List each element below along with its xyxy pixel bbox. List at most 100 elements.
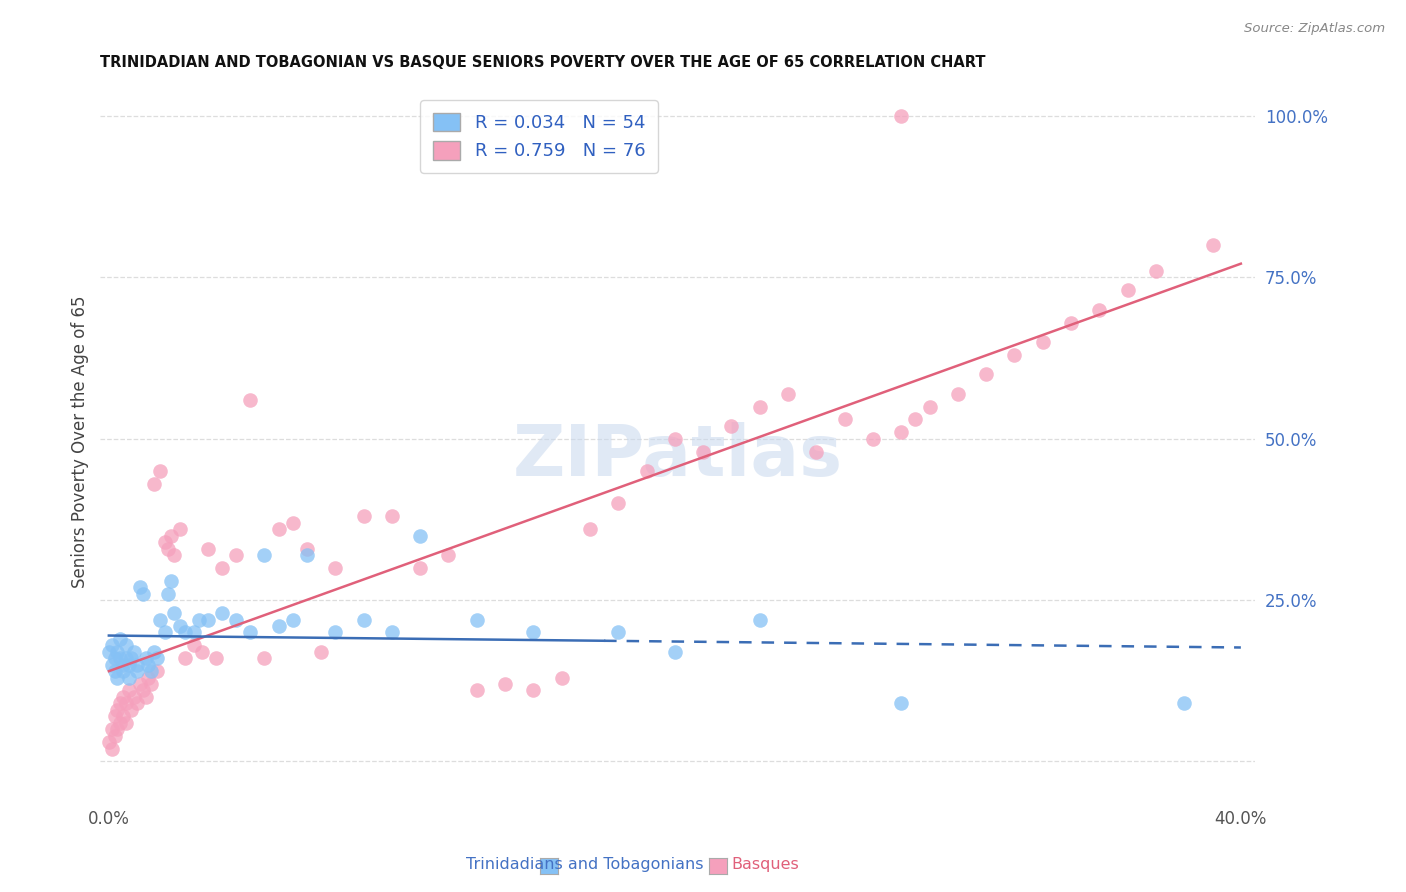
Point <box>974 368 997 382</box>
Point <box>105 703 128 717</box>
Point <box>143 645 166 659</box>
Point <box>97 645 120 659</box>
Point <box>579 522 602 536</box>
Point <box>267 619 290 633</box>
Point <box>160 528 183 542</box>
Text: ZIPatlas: ZIPatlas <box>513 422 842 491</box>
Point <box>183 638 205 652</box>
Point <box>664 645 686 659</box>
Point <box>100 638 122 652</box>
Point <box>127 664 149 678</box>
Point <box>163 548 186 562</box>
Point <box>114 651 136 665</box>
Point <box>124 645 146 659</box>
Point <box>129 677 152 691</box>
Point <box>105 671 128 685</box>
Point <box>127 697 149 711</box>
Point <box>1173 697 1195 711</box>
Point <box>108 651 131 665</box>
Point <box>494 677 516 691</box>
Point <box>138 671 160 685</box>
Point <box>211 561 233 575</box>
Point <box>132 683 155 698</box>
Point <box>103 651 125 665</box>
Point <box>636 464 658 478</box>
Point <box>169 522 191 536</box>
Text: Source: ZipAtlas.com: Source: ZipAtlas.com <box>1244 22 1385 36</box>
Point <box>132 587 155 601</box>
Point <box>890 109 912 123</box>
Point <box>155 535 177 549</box>
Point <box>188 613 211 627</box>
Point <box>205 651 228 665</box>
Point <box>174 651 197 665</box>
Point <box>108 632 131 646</box>
Point <box>225 613 247 627</box>
Point <box>323 625 346 640</box>
Point <box>118 683 141 698</box>
Point <box>890 425 912 440</box>
Point <box>138 657 160 672</box>
Point <box>100 657 122 672</box>
Point <box>118 657 141 672</box>
Point <box>607 496 630 510</box>
Text: Basques: Basques <box>731 857 799 872</box>
Point <box>135 690 157 704</box>
Point <box>111 657 134 672</box>
Point <box>135 651 157 665</box>
Point <box>522 625 544 640</box>
Point <box>1201 238 1223 252</box>
Point <box>163 606 186 620</box>
Point <box>225 548 247 562</box>
Point <box>295 548 318 562</box>
Point <box>437 548 460 562</box>
Point <box>806 444 828 458</box>
Point <box>157 541 180 556</box>
Point <box>323 561 346 575</box>
Point <box>141 677 163 691</box>
Point <box>776 386 799 401</box>
Point <box>111 709 134 723</box>
Point <box>105 723 128 737</box>
Point <box>522 683 544 698</box>
Point <box>100 741 122 756</box>
Point <box>353 613 375 627</box>
Point <box>381 509 404 524</box>
Text: Trinidadians and Tobagonians: Trinidadians and Tobagonians <box>465 857 703 872</box>
Point <box>146 651 169 665</box>
Legend: R = 0.034   N = 54, R = 0.759   N = 76: R = 0.034 N = 54, R = 0.759 N = 76 <box>420 100 658 173</box>
Point <box>103 709 125 723</box>
Point <box>862 432 884 446</box>
Point <box>1088 302 1111 317</box>
Point <box>281 613 304 627</box>
Point <box>100 723 122 737</box>
Point <box>114 715 136 730</box>
Point <box>183 625 205 640</box>
Point <box>692 444 714 458</box>
Point <box>124 690 146 704</box>
Point <box>607 625 630 640</box>
Text: TRINIDADIAN AND TOBAGONIAN VS BASQUE SENIORS POVERTY OVER THE AGE OF 65 CORRELAT: TRINIDADIAN AND TOBAGONIAN VS BASQUE SEN… <box>100 55 986 70</box>
Point <box>143 477 166 491</box>
Point <box>111 690 134 704</box>
Point <box>149 613 172 627</box>
Point <box>121 651 143 665</box>
Point <box>118 671 141 685</box>
Point <box>103 664 125 678</box>
Point <box>127 657 149 672</box>
Point <box>904 412 927 426</box>
Point <box>890 697 912 711</box>
Point <box>409 528 432 542</box>
Point <box>141 664 163 678</box>
Point <box>720 418 742 433</box>
Point <box>748 613 770 627</box>
Point <box>1144 264 1167 278</box>
Point <box>1060 316 1083 330</box>
Point <box>295 541 318 556</box>
Point <box>1116 283 1139 297</box>
Point <box>191 645 214 659</box>
Point <box>550 671 572 685</box>
Point <box>103 729 125 743</box>
Y-axis label: Seniors Poverty Over the Age of 65: Seniors Poverty Over the Age of 65 <box>72 296 89 588</box>
Point <box>834 412 856 426</box>
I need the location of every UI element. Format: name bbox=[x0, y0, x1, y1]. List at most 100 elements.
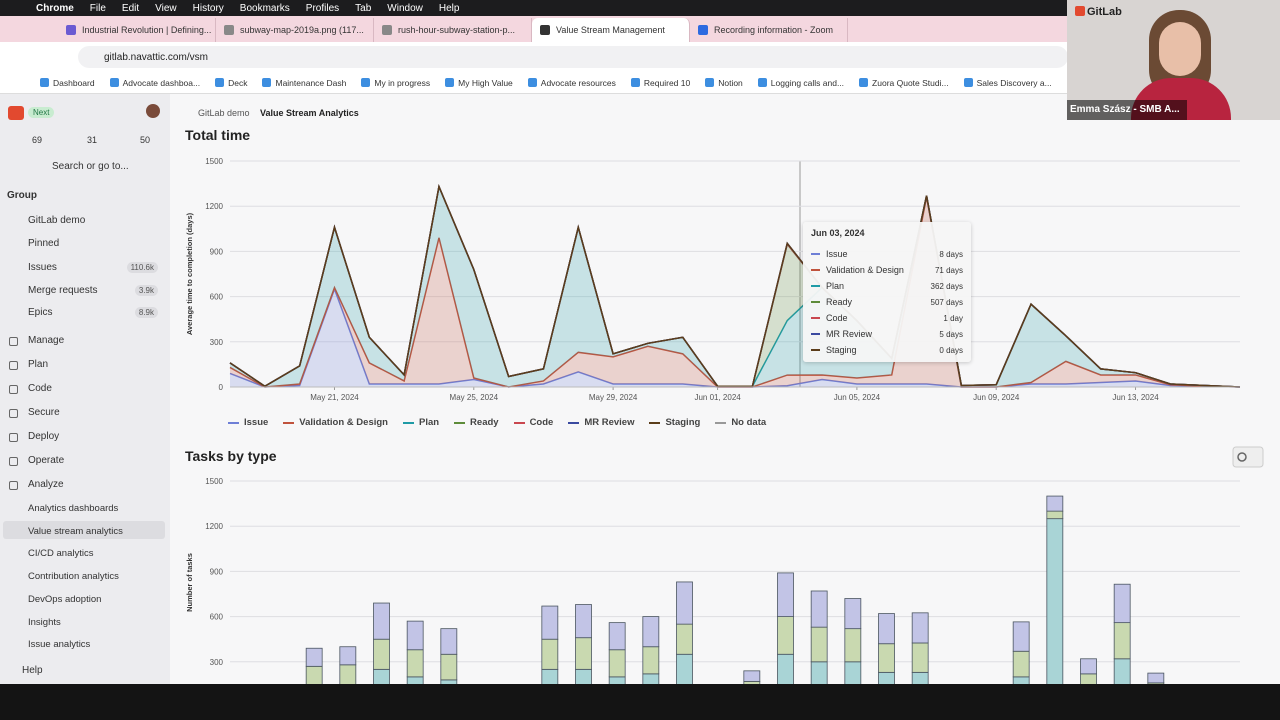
bookmark[interactable]: My High Value bbox=[445, 78, 513, 88]
menu-item[interactable]: Bookmarks bbox=[239, 2, 290, 14]
legend-item[interactable]: Code bbox=[513, 417, 553, 428]
tab[interactable]: rush-hour-subway-station-p... bbox=[374, 18, 532, 42]
legend-item[interactable]: No data bbox=[715, 417, 766, 428]
nav-item[interactable]: Issues bbox=[28, 262, 57, 273]
nav-icon bbox=[9, 433, 18, 442]
tab[interactable]: subway-map-2019a.png (117... bbox=[216, 18, 374, 42]
menu-item[interactable]: View bbox=[155, 2, 177, 14]
legend-item[interactable]: MR Review bbox=[568, 417, 634, 428]
legend-item[interactable]: Plan bbox=[402, 417, 440, 428]
bar-segment bbox=[1046, 510, 1064, 520]
participant-name: Emma Szász - SMB A... bbox=[1067, 100, 1187, 120]
url-field[interactable]: gitlab.navattic.com/vsm bbox=[78, 46, 1068, 68]
bar-segment bbox=[339, 664, 357, 684]
nav-section[interactable]: Secure bbox=[28, 407, 60, 418]
legend-swatch bbox=[228, 421, 239, 424]
search[interactable]: Search or go to... bbox=[52, 161, 129, 172]
nav-item[interactable]: Merge requests bbox=[28, 285, 98, 296]
active-item bbox=[3, 521, 165, 539]
bookmark[interactable]: Logging calls and... bbox=[758, 78, 844, 88]
bar-segment bbox=[810, 661, 828, 684]
tooltip-name: Issue bbox=[826, 249, 848, 259]
nav-item[interactable]: GitLab demo bbox=[28, 215, 86, 226]
gitlab-logo[interactable] bbox=[8, 106, 24, 120]
tab[interactable]: Value Stream Management bbox=[532, 18, 690, 42]
menu-item[interactable]: Window bbox=[387, 2, 423, 14]
breadcrumb[interactable]: GitLab demo bbox=[198, 108, 250, 118]
bar-segment bbox=[339, 646, 357, 666]
tooltip-value: 0 days bbox=[939, 345, 963, 355]
bar-segment bbox=[305, 665, 323, 684]
nav-item[interactable]: Insights bbox=[28, 616, 61, 628]
bookmark[interactable]: Required 10 bbox=[631, 78, 690, 88]
count[interactable]: 50 bbox=[140, 135, 151, 145]
legend-label: No data bbox=[731, 417, 767, 428]
bookmark[interactable]: Advocate resources bbox=[528, 78, 616, 88]
tooltip-name: MR Review bbox=[826, 329, 873, 339]
nav-section[interactable]: Code bbox=[28, 383, 52, 394]
bookmark[interactable]: Dashboard bbox=[40, 78, 95, 88]
settings-button[interactable] bbox=[1232, 446, 1264, 468]
nav-item[interactable]: Value stream analytics bbox=[28, 525, 123, 537]
legend-item[interactable]: Ready bbox=[454, 417, 499, 428]
logo bbox=[1075, 6, 1085, 16]
bookmark[interactable]: Zuora Quote Studi... bbox=[859, 78, 949, 88]
menu-item[interactable]: Tab bbox=[355, 2, 372, 14]
bookmark[interactable]: My in progress bbox=[361, 78, 430, 88]
tab[interactable]: Industrial Revolution | Defining... bbox=[58, 18, 216, 42]
tab-title: Recording information - Zoom bbox=[714, 25, 834, 35]
bookmark[interactable]: Notion bbox=[705, 78, 743, 88]
bar-segment bbox=[305, 647, 323, 667]
bookmark[interactable]: Deck bbox=[215, 78, 247, 88]
nav-section[interactable]: Plan bbox=[28, 359, 49, 370]
nav-section[interactable]: Operate bbox=[28, 455, 65, 466]
nav-item[interactable]: DevOps adoption bbox=[28, 593, 102, 605]
bar-segment bbox=[440, 628, 458, 655]
count[interactable]: 69 bbox=[32, 135, 43, 145]
menu-item[interactable]: File bbox=[89, 2, 106, 14]
nav-item[interactable]: Contribution analytics bbox=[28, 571, 119, 583]
count[interactable]: 31 bbox=[87, 135, 98, 145]
menu-item[interactable]: Edit bbox=[121, 2, 140, 14]
bar-segment bbox=[1080, 673, 1097, 684]
bar-segment bbox=[1046, 518, 1064, 684]
bar-segment bbox=[676, 653, 693, 684]
nav-section[interactable]: Analyze bbox=[28, 479, 64, 490]
bar-segment bbox=[810, 590, 828, 628]
y-tick-label: 600 bbox=[210, 613, 224, 622]
tab-title: subway-map-2019a.png (117... bbox=[240, 25, 364, 35]
bar-segment bbox=[608, 649, 626, 678]
nav-item[interactable]: Epics bbox=[28, 307, 53, 318]
legend-item[interactable]: Issue bbox=[228, 417, 268, 428]
bar-segment bbox=[844, 661, 862, 684]
bar-segment bbox=[777, 616, 794, 655]
bookmark[interactable]: Maintenance Dash bbox=[262, 78, 346, 88]
help[interactable]: Help bbox=[22, 665, 43, 676]
menu-item[interactable]: Chrome bbox=[36, 2, 74, 14]
nav-item[interactable]: Analytics dashboards bbox=[28, 503, 119, 514]
legend-item[interactable]: Validation & Design bbox=[283, 417, 388, 428]
nav-section[interactable]: Deploy bbox=[28, 431, 60, 442]
tooltip-value: 8 days bbox=[939, 249, 963, 259]
legend-label: Plan bbox=[418, 417, 440, 428]
nav-item[interactable]: Pinned bbox=[28, 238, 60, 249]
nav-item[interactable]: Issue analytics bbox=[28, 639, 91, 651]
bookmark[interactable]: Sales Discovery a... bbox=[964, 78, 1052, 88]
tooltip-row: Validation & Design 71 days bbox=[811, 262, 963, 278]
tooltip-name: Validation & Design bbox=[826, 265, 904, 275]
nav-section[interactable]: Manage bbox=[28, 335, 65, 346]
menu-item[interactable]: History bbox=[192, 2, 224, 14]
menu-item[interactable]: Profiles bbox=[305, 2, 340, 14]
menu-item[interactable]: Help bbox=[438, 2, 460, 14]
x-tick-label: May 21, 2024 bbox=[310, 393, 359, 402]
url: gitlab.navattic.com/vsm bbox=[104, 51, 208, 63]
avatar[interactable] bbox=[146, 104, 160, 118]
bar-segment bbox=[1012, 676, 1030, 684]
breadcrumb[interactable]: Value Stream Analytics bbox=[260, 108, 359, 118]
tab[interactable]: Recording information - Zoom bbox=[690, 18, 848, 42]
nav-item[interactable]: CI/CD analytics bbox=[28, 548, 94, 560]
legend-item[interactable]: Staging bbox=[649, 417, 700, 428]
bookmark[interactable]: Advocate dashboa... bbox=[110, 78, 201, 88]
y-tick-label: 300 bbox=[210, 338, 224, 347]
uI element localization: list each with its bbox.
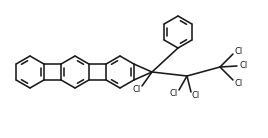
Text: Cl: Cl (240, 62, 248, 71)
Text: Cl: Cl (235, 79, 243, 87)
Text: Cl: Cl (192, 91, 200, 100)
Text: Cl: Cl (235, 47, 243, 55)
Text: Cl: Cl (170, 90, 178, 99)
Text: Cl: Cl (133, 86, 141, 95)
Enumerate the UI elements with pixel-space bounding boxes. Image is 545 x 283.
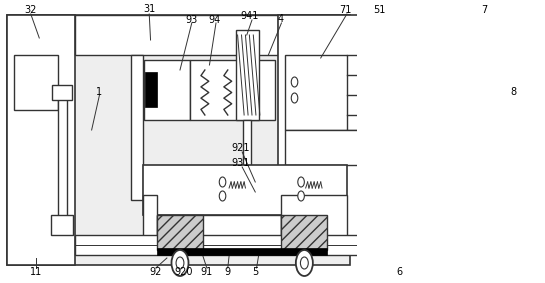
Text: 94: 94 (209, 15, 221, 25)
Text: 31: 31 (143, 4, 155, 14)
Text: 71: 71 (340, 5, 352, 15)
Text: 931: 931 (232, 158, 250, 168)
Bar (7, 15, 75, 265)
Bar (75, 235, 524, 255)
Circle shape (219, 177, 226, 187)
Circle shape (172, 250, 189, 276)
Circle shape (296, 250, 313, 276)
Text: 921: 921 (232, 143, 250, 153)
Text: 92: 92 (149, 267, 162, 277)
Bar (146, 72, 157, 107)
Text: 941: 941 (241, 11, 259, 21)
Text: 920: 920 (174, 267, 192, 277)
Text: 32: 32 (25, 5, 37, 15)
Bar (281, 215, 327, 250)
Bar (157, 215, 203, 250)
Bar (143, 195, 157, 240)
Text: 4: 4 (277, 14, 283, 24)
Text: 51: 51 (373, 5, 386, 15)
Text: 11: 11 (30, 267, 42, 277)
Bar (393, 140, 524, 165)
Bar (131, 55, 143, 200)
Bar (51, 215, 74, 235)
Bar (157, 248, 327, 255)
Text: 7: 7 (481, 5, 487, 15)
Circle shape (300, 257, 308, 269)
Bar (278, 15, 524, 250)
Bar (524, 60, 545, 240)
Bar (157, 215, 281, 240)
Bar (7, 15, 350, 265)
Circle shape (298, 191, 304, 201)
Text: 9: 9 (225, 267, 231, 277)
Bar (243, 120, 251, 195)
Text: 5: 5 (252, 267, 258, 277)
Text: 91: 91 (200, 267, 213, 277)
Text: 1: 1 (96, 87, 102, 97)
Circle shape (291, 93, 298, 103)
Bar (235, 30, 258, 120)
Bar (281, 195, 347, 240)
Circle shape (298, 177, 304, 187)
Bar (52, 85, 72, 100)
Circle shape (291, 77, 298, 87)
Bar (284, 130, 393, 165)
Bar (144, 60, 190, 120)
Bar (58, 90, 66, 220)
Bar (143, 165, 347, 215)
Circle shape (219, 191, 226, 201)
Bar (75, 15, 278, 55)
Text: 8: 8 (510, 87, 516, 97)
Circle shape (176, 257, 184, 269)
Bar (190, 60, 275, 120)
Text: 6: 6 (396, 267, 402, 277)
Bar (284, 55, 347, 130)
Bar (14, 55, 58, 110)
Text: 93: 93 (185, 15, 197, 25)
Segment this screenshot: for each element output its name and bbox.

§

#### TASK BRIEF
Update the part that opens with the line containing "bookmark[interactable]: My High" and closes with the line containing "bar-segment bbox=[1046, 510, 1064, 520]" by changing "legend-item" to "legend-entry", leaving everything else the same, and give back only those lines.

#### TASK RESPONSE
bookmark[interactable]: My High Value bbox=[445, 78, 513, 88]
menu-item[interactable]: Bookmarks bbox=[239, 2, 290, 14]
legend-entry[interactable]: Code bbox=[513, 417, 553, 428]
tab[interactable]: rush-hour-subway-station-p... bbox=[374, 18, 532, 42]
legend-entry[interactable]: No data bbox=[715, 417, 766, 428]
nav-item[interactable]: Issues bbox=[28, 262, 57, 273]
nav-icon bbox=[9, 433, 18, 442]
tab[interactable]: subway-map-2019a.png (117... bbox=[216, 18, 374, 42]
menu-item[interactable]: View bbox=[155, 2, 177, 14]
legend-entry[interactable]: MR Review bbox=[568, 417, 634, 428]
legend-entry[interactable]: Plan bbox=[402, 417, 440, 428]
bar-segment bbox=[1046, 510, 1064, 520]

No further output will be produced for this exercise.